=== Written exercise ===
Give every entry again, word for word and in full.

=== Exercise material ===
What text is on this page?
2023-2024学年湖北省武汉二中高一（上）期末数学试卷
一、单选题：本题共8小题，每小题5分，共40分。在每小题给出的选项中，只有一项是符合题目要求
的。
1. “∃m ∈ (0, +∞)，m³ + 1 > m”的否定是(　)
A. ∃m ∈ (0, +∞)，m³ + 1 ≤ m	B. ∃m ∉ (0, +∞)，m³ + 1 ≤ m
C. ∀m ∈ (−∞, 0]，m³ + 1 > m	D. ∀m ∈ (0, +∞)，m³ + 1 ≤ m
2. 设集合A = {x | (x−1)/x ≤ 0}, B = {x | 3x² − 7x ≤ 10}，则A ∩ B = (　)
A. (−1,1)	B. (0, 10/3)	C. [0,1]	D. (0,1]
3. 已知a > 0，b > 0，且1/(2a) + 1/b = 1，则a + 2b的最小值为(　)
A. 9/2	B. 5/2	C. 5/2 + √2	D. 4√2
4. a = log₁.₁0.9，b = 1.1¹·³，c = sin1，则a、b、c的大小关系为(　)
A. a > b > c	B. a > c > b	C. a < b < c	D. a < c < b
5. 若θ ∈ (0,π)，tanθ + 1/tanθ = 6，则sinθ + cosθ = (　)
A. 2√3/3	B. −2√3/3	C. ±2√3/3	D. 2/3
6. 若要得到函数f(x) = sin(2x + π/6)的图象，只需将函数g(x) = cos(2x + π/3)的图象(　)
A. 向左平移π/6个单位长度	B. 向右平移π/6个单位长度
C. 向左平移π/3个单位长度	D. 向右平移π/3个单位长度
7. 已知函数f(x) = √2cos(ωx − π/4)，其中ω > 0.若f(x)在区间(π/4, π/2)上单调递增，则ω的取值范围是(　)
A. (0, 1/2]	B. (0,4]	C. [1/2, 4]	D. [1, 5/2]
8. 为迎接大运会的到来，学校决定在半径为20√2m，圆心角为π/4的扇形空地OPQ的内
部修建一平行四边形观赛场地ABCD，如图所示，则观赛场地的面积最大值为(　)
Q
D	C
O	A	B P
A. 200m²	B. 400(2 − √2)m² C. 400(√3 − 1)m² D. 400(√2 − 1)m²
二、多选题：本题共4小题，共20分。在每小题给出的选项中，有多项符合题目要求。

=== Result below ===
What text is on this page?
2023-2024学年湖北省武汉二中高一（上）期末数学试卷
一、单选题：本题共8小题，每小题5分，共40分。在每小题给出的选项中，只有一项是符合题目要求
的。
1. “∃m ∈ (0, +∞)，m³ + 1 > m”的否定是(　)
A. ∃m ∈ (0, +∞)，m³ + 1 ≤ m	B. ∃m ∉ (0, +∞)，m³ + 1 ≤ m
C. ∀m ∈ (−∞, 0]，m³ + 1 > m	D. ∀m ∈ (0, +∞)，m³ + 1 ≤ m
2. 设集合A = {x | (x−1)/x ≤ 0}, B = {x | 3x² − 7x ≤ 10}，则A ∩ B = (　)
A. (−1,1)	B. (0, 10/3)	C. [0,1]	D. (0,1]
3. 已知a > 0，b > 0，且1/(2a) + 1/b = 1，则a + 2b的最小值为(　)
A. 9/2	B. 5/2	C. 5/2 + √2	D. 4√2
4. a = log₁.₁0.9，b = 1.1¹·³，c = sin1，则a、b、c的大小关系为(　)
A. a > b > c	B. a > c > b	C. a < b < c	D. a < c < b
5. 若θ ∈ (0,π)，tanθ + 1/tanθ = 6，则sinθ + cosθ = (　)
A. 2√3/3	B. −2√3/3	C. ±2√3/3	D. 2/3
6. 若要得到函数f(x) = sin(2x + π/6)的图象，只需将函数g(x) = cos(2x + π/3)的图象(　)
A. 向左平移π/6个单位长度	B. 向右平移π/6个单位长度
C. 向左平移π/3个单位长度	D. 向右平移π/3个单位长度
7. 已知函数f(x) = √2cos(ωx − π/4)，其中ω > 0.若f(x)在区间(π/4, π/2)上单调递增，则ω的取值范围是(　)
A. (0, 1/2]	B. (0,4]	C. [1/2, 4]	D. [1, 5/2]
8. 为迎接大运会的到来，学校决定在半径为20√2m，圆心角为π/4的扇形空地OPQ的内
部修建一平行四边形观赛场地ABCD，如图所示，则观赛场地的面积最大值为(　)
Q
D	C
O	A	B P
A. 200m²	B. 400(2 − √2)m² C. 400(√3 − 1)m² D. 400(√2 − 1)m²
二、多选题：本题共4小题，共20分。在每小题给出的选项中，有多项符合题目要求。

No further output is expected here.